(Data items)
= = = = = = =

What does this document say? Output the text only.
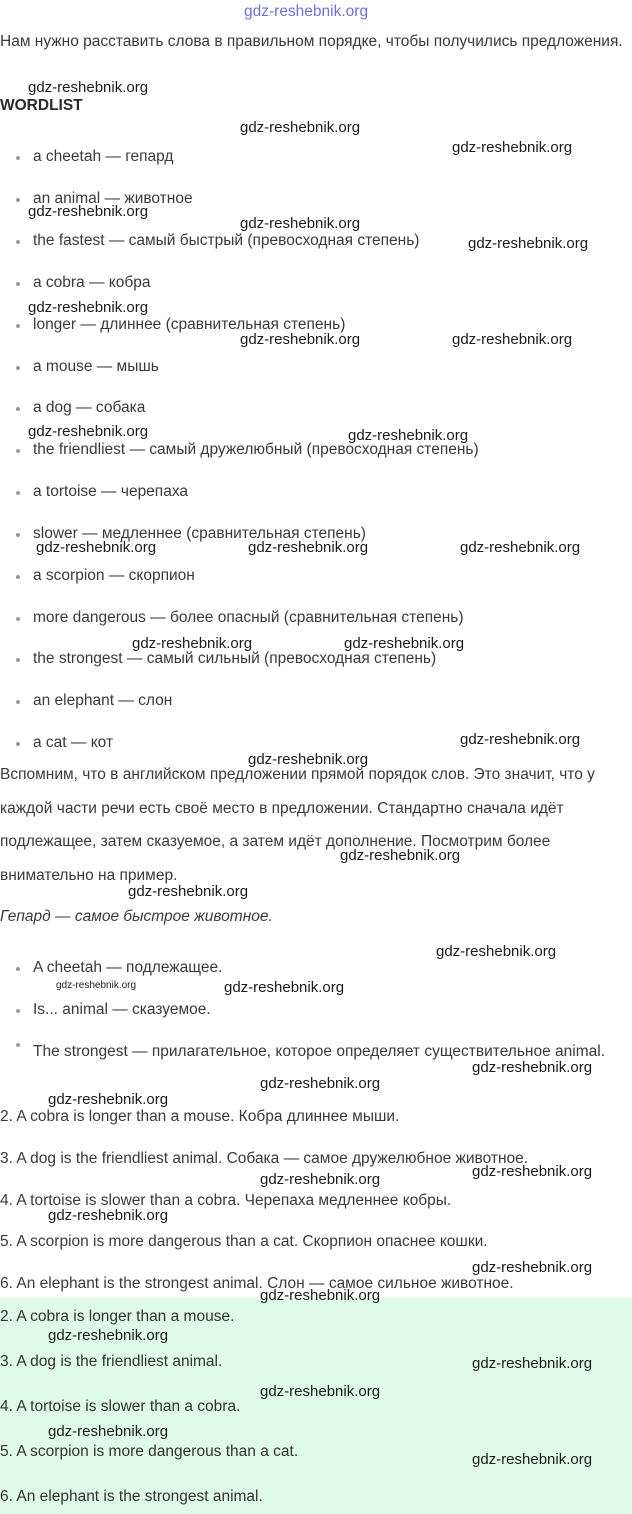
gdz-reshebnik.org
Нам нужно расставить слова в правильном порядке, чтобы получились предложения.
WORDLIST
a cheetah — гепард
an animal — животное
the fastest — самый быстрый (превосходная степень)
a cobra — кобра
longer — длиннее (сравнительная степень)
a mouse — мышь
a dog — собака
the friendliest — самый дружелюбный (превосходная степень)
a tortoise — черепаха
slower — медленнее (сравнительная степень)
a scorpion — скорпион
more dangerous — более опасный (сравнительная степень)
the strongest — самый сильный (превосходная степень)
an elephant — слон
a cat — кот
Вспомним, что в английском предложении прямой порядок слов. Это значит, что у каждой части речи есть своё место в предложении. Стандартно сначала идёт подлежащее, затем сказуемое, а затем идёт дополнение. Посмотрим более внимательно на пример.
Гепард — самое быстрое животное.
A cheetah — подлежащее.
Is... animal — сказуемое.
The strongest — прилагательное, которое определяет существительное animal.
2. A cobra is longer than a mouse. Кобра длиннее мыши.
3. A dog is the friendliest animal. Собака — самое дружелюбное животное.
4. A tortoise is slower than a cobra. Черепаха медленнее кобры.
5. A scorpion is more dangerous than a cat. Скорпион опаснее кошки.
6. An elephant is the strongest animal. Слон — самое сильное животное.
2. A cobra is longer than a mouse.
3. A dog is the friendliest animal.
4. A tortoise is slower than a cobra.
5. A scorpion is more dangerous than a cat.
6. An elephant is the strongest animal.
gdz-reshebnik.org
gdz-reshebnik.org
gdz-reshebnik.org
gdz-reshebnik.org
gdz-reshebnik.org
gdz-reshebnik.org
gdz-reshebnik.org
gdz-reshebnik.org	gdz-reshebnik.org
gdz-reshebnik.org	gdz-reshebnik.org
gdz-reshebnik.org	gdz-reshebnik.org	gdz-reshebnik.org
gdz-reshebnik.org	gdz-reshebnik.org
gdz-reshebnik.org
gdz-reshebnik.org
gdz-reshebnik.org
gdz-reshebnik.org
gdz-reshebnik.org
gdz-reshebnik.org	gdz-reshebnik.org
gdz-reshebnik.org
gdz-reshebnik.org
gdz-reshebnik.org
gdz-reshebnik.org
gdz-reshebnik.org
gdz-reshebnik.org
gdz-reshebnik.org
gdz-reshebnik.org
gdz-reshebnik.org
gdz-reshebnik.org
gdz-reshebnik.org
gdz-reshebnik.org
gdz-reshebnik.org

= = = = = = =

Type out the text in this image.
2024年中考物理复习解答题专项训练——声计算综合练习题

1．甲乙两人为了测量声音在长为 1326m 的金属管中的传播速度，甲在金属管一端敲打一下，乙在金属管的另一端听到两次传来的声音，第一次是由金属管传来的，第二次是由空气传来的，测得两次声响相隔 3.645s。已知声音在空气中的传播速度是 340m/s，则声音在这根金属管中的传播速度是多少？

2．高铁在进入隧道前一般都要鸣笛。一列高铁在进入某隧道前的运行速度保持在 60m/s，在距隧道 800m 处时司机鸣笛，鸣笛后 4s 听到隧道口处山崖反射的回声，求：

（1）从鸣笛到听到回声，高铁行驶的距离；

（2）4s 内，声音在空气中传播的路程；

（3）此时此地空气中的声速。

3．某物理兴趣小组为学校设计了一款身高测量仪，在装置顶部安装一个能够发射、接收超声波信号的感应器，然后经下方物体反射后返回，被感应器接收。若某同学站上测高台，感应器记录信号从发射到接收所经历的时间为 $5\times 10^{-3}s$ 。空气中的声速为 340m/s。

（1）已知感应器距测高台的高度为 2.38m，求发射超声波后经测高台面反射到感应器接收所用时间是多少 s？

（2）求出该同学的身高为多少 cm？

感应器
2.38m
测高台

= = = = = = =

INSTRUCTIONS TO FOLLOW: Filter the listing for the word "more" and copy every line that holds it.

EXERCISE SOLUTION:
more dangerous — более опасный (сравнительная степень)
5. A scorpion is more dangerous than a cat. Скорпион опаснее кошки.
5. A scorpion is more dangerous than a cat.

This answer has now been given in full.